(Raw records)
====
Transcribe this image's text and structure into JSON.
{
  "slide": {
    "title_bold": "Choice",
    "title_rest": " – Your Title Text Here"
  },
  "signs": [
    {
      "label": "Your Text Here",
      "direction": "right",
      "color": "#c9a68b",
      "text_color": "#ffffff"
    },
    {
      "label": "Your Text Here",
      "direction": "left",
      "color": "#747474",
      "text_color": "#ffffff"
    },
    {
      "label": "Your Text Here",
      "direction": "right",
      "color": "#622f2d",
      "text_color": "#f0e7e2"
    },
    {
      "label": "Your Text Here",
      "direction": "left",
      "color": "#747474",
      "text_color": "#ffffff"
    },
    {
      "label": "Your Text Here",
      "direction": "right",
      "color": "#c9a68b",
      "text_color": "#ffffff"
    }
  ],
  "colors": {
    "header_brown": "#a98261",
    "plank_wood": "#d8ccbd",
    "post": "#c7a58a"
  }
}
====
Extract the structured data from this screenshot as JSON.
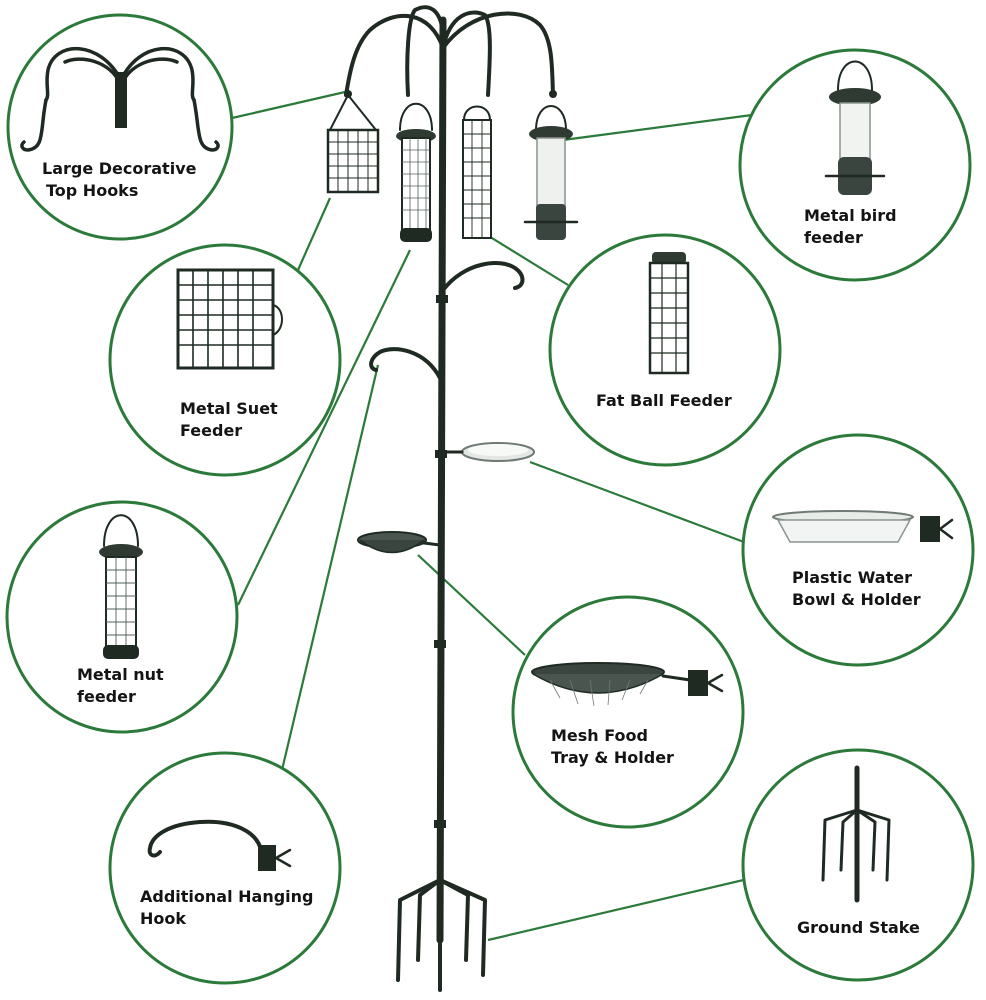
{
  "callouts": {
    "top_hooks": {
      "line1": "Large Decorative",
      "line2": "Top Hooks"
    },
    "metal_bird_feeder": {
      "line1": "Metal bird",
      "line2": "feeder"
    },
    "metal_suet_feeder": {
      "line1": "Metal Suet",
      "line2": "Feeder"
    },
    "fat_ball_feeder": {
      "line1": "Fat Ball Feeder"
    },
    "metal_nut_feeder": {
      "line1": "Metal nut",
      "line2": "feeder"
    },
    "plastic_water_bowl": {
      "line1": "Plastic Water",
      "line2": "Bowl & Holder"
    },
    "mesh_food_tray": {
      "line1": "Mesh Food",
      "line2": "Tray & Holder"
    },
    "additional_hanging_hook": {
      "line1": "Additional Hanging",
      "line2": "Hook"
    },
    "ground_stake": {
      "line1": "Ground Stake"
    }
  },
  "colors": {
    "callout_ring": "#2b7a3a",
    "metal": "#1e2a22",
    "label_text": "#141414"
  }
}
====
• PROBLEM DETAILS
Search the lines above for the string "this", then show every one that has it.

• SOLUTION
Transcribe this image's text and structure into JSON.
Extract the structured data from this screenshot as JSON.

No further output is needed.